→ **Your task**
Pick out each line containing the string "Våren".

→ **Task input**
· · · · ·

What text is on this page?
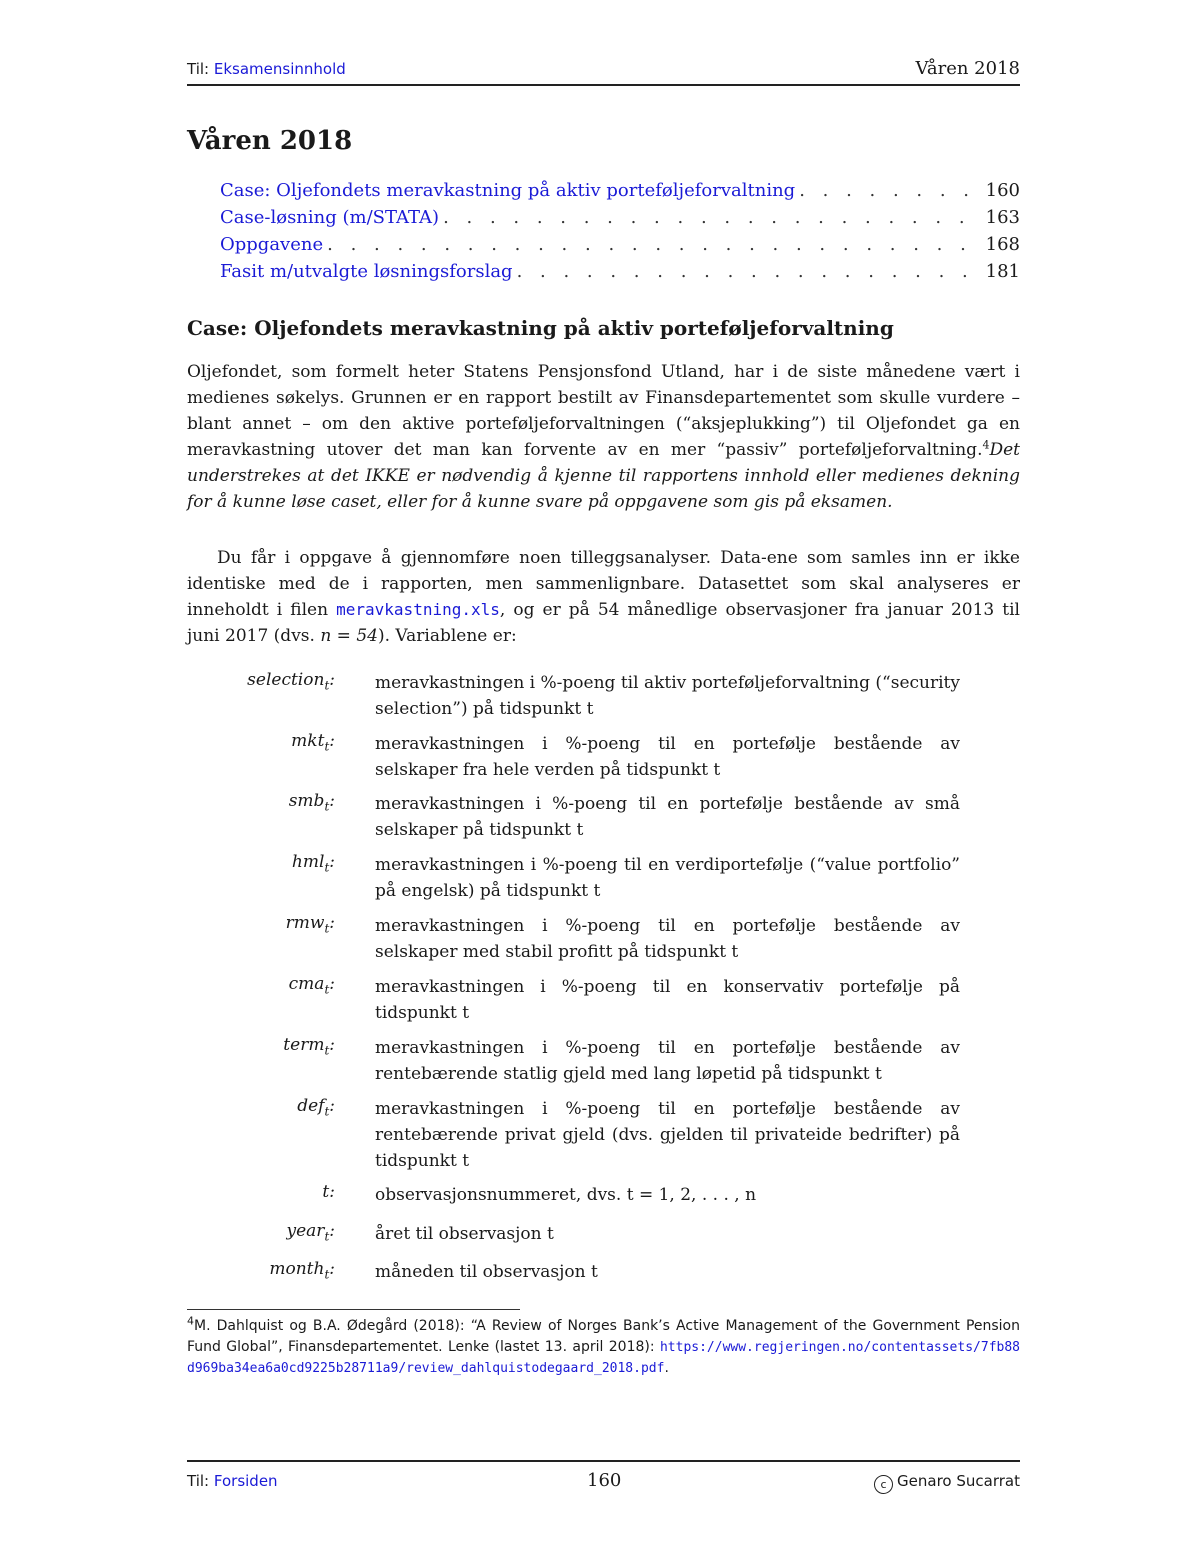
Til: Eksamensinnhold	Våren 2018
Våren 2018
Case: Oljefondets meravkastning på aktiv porteføljeforvaltning . . .	160
Case-løsning (m/STATA) . . .	163
Oppgavene . . .	168
Fasit m/utvalgte løsningsforslag . . .	181
Case: Oljefondets meravkastning på aktiv porteføljeforvaltning

Oljefondet, som formelt heter Statens Pensjonsfond Utland, har i de siste månedene vært i medienes søkelys. Grunnen er en rapport bestilt av Finansdepartementet som skulle vurdere – blant annet – om den aktive porteføljeforvaltningen (“aksjeplukking”) til Oljefondet ga en meravkastning utover det man kan forvente av en mer “passiv” porteføljeforvaltning.$^4$Det understrekes at det IKKE er nødvendig å kjenne til rapportens innhold eller medienes dekning for å kunne løse caset, eller for å kunne svare på oppgavene som gis på eksamen.

Du får i oppgave å gjennomføre noen tilleggsanalyser. Data-ene som samles inn er ikke identiske med de i rapporten, men sammenlignbare. Datasettet som skal analyseres er inneholdt i filen meravkastning.xls, og er på 54 månedlige observasjoner fra januar 2013 til juni 2017 (dvs. n = 54). Variablene er:

selection$_t$: meravkastningen i %-poeng til aktiv porteføljeforvaltning (“security selection”) på tidspunkt t
mkt$_t$: meravkastningen i %-poeng til en portefølje bestående av selskaper fra hele verden på tidspunkt t
smb$_t$: meravkastningen i %-poeng til en portefølje bestående av små selskaper på tidspunkt t
hml$_t$: meravkastningen i %-poeng til en verdiportefølje (“value portfolio” på engelsk) på tidspunkt t
rmw$_t$: meravkastningen i %-poeng til en portefølje bestående av selskaper med stabil profitt på tidspunkt t
cma$_t$: meravkastningen i %-poeng til en konservativ portefølje på tidspunkt t
term$_t$: meravkastningen i %-poeng til en portefølje bestående av rentebærende statlig gjeld med lang løpetid på tidspunkt t
def$_t$: meravkastningen i %-poeng til en portefølje bestående av rentebærende privat gjeld (dvs. gjelden til privateide bedrifter) på tidspunkt t
t: observasjonsnummeret, dvs. t = 1, 2, . . . , n
year$_t$: året til observasjon t
month$_t$: måneden til observasjon t

$^4$M. Dahlquist og B.A. Ødegård (2018): “A Review of Norges Bank’s Active Management of the Government Pension Fund Global”, Finansdepartementet. Lenke (lastet 13. april 2018): https://www.regjeringen.no/contentassets/7fb88d969ba34ea6a0cd9225b28711a9/review_dahlquistodegaard_2018.pdf.

Til: Forsiden	160	c Genaro Sucarrat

· · · · ·

→ **Response for this exercise**
Til: Eksamensinnhold	Våren 2018
Våren 2018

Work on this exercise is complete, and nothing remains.